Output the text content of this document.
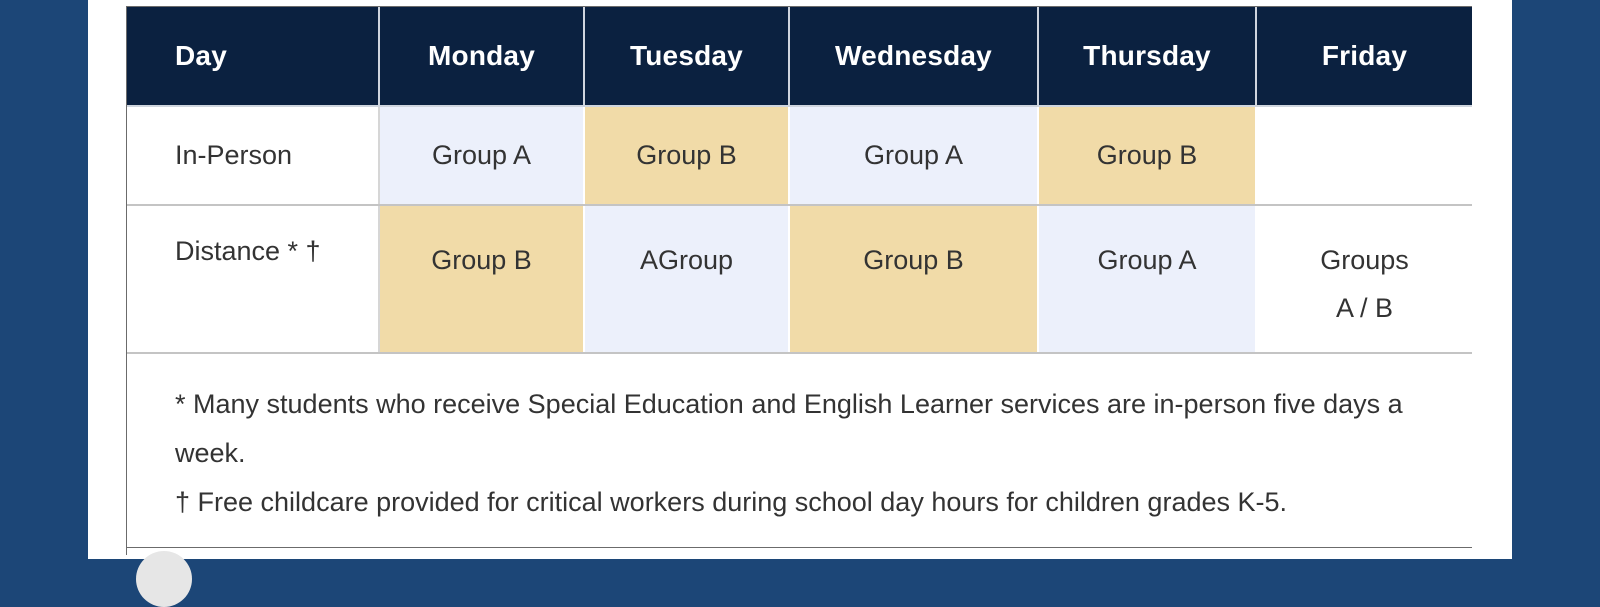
Day	Monday	Tuesday	Wednesday	Thursday	Friday
In-Person	Group A	Group B	Group A	Group B	
Distance * †	Group B	AGroup	Group B	Group A	Groups
A / B

* Many students who receive Special Education and English Learner services are in-person five days a week.
† Free childcare provided for critical workers during school day hours for children grades K-5.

※ ※ ※

_AIM_
List the lines that contain the word "Group".

_FINAL RESULT_
In-Person	Group A	Group B	Group A	Group B	
Distance * †	Group B	AGroup	Group B	Group A	Groups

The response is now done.